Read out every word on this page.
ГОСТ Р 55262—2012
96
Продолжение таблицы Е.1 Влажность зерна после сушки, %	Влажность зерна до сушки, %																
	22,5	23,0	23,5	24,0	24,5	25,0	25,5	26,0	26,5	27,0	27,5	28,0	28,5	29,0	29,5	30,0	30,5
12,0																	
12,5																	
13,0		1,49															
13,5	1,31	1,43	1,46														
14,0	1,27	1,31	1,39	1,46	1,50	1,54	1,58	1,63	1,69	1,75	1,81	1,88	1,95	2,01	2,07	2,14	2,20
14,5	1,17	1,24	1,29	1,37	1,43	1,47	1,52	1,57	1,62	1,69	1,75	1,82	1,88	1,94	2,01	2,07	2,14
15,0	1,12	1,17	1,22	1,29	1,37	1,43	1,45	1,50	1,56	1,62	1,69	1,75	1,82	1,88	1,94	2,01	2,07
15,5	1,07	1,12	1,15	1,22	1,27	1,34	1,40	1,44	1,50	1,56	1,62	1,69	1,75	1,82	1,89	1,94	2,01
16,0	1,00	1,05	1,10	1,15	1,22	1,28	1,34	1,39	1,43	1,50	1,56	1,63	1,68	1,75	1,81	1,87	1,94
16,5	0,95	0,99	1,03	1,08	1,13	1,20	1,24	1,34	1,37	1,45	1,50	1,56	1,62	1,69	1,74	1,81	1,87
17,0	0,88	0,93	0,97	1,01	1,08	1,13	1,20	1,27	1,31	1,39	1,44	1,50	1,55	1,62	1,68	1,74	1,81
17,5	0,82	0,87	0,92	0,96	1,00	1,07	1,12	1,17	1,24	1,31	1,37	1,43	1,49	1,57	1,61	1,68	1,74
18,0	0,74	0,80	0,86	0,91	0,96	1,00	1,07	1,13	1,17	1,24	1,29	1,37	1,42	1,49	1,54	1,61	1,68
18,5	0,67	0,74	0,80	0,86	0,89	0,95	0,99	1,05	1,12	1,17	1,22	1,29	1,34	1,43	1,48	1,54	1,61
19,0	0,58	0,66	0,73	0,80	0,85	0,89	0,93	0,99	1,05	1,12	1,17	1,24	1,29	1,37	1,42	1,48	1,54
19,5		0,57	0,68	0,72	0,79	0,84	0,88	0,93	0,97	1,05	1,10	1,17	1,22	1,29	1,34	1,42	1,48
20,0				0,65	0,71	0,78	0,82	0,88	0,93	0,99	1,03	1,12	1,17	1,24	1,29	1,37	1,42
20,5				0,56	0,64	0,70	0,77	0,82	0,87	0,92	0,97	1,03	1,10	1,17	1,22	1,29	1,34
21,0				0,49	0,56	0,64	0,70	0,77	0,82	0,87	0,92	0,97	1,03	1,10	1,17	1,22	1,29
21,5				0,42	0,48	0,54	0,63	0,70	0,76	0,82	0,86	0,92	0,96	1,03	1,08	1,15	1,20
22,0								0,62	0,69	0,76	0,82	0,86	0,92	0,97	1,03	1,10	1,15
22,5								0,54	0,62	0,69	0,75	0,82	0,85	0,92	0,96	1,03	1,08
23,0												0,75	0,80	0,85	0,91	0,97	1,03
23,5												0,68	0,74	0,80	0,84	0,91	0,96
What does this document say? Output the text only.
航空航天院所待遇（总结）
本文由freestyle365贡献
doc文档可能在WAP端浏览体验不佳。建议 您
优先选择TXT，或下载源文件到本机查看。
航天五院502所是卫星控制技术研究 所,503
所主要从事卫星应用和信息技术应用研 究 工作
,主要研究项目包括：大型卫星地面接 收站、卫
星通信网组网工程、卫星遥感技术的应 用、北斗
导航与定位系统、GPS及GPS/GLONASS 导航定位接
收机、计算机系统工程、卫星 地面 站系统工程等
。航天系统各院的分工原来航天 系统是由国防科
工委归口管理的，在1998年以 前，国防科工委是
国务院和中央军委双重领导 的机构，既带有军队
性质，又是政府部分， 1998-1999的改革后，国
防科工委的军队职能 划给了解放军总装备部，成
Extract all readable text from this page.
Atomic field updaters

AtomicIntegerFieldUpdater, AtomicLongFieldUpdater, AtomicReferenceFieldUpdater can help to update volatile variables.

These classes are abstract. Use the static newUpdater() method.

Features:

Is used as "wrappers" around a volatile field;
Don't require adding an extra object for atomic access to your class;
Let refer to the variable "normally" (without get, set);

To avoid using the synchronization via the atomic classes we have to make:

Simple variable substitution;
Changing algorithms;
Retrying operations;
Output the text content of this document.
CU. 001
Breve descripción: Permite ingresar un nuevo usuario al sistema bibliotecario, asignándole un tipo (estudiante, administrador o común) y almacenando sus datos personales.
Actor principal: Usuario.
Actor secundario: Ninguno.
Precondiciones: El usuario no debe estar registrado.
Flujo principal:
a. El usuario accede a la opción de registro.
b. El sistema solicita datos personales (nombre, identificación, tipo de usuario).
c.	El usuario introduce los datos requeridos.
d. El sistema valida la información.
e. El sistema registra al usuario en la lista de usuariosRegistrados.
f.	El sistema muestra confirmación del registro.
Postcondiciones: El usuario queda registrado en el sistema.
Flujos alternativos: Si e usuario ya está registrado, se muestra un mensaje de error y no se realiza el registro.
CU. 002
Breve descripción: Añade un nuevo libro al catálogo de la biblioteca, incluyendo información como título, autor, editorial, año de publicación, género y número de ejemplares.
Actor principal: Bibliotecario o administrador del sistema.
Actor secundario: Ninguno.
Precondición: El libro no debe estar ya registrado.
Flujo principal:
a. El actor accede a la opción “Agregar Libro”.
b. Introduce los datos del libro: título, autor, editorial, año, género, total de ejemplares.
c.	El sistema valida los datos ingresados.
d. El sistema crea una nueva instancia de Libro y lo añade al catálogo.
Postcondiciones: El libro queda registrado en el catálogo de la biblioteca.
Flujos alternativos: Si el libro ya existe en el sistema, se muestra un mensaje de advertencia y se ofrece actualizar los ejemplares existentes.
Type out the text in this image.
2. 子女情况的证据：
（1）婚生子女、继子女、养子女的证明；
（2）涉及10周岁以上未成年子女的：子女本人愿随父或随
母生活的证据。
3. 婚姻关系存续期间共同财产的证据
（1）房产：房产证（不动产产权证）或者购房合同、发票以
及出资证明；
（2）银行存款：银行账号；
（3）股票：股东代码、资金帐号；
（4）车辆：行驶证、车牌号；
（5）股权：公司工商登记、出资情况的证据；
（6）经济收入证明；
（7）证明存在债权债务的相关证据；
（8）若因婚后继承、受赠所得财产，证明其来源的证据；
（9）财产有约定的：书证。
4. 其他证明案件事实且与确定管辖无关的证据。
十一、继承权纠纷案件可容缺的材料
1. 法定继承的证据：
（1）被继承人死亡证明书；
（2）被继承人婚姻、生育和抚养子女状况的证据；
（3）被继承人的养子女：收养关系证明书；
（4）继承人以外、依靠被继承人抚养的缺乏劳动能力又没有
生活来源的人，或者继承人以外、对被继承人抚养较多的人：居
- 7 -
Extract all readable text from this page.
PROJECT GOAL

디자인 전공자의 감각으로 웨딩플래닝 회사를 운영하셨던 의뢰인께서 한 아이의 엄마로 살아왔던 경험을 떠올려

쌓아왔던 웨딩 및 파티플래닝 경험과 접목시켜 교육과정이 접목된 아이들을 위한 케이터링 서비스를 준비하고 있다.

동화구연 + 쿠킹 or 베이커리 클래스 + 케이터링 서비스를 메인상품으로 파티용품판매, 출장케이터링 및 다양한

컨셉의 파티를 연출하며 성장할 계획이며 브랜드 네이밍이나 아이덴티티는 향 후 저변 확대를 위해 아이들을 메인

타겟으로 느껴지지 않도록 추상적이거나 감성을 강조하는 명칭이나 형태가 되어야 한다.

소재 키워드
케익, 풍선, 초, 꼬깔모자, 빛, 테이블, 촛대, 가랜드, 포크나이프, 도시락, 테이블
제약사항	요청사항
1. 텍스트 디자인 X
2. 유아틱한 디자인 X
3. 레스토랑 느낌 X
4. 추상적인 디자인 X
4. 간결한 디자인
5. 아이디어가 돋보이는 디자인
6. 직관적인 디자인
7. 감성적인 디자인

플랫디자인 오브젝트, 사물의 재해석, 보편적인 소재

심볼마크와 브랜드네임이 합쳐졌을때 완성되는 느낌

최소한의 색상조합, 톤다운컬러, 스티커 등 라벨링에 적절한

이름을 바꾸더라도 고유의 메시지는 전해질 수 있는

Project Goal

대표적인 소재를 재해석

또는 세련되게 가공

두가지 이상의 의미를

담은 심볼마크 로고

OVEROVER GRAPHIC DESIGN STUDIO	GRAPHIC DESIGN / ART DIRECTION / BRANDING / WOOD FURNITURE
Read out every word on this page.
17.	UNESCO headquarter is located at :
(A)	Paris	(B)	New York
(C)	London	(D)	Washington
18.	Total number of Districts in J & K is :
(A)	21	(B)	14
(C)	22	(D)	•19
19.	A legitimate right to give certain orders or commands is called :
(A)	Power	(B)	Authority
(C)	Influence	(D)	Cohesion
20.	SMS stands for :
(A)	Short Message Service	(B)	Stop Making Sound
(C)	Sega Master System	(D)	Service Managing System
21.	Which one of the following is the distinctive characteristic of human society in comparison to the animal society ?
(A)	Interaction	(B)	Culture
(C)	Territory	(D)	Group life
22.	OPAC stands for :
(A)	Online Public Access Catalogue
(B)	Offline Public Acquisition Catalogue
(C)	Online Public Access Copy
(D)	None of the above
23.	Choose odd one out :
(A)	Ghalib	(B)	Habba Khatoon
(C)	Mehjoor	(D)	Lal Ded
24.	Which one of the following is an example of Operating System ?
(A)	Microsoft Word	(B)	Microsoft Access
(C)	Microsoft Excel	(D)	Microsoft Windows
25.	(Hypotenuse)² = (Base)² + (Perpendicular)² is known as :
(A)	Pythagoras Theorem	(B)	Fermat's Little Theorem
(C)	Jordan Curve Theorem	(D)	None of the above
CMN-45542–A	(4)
────────────────────────────────────────
== What the exercise asks ==
Collect from the data above every line that includes "아이들을".

== Answer to this exercise ==
쌓아왔던 웨딩 및 파티플래닝 경험과 접목시켜 교육과정이 접목된 아이들을 위한 케이터링 서비스를 준비하고 있다.
컨셉의 파티를 연출하며 성장할 계획이며 브랜드 네이밍이나 아이덴티티는 향 후 저변 확대를 위해 아이들을 메인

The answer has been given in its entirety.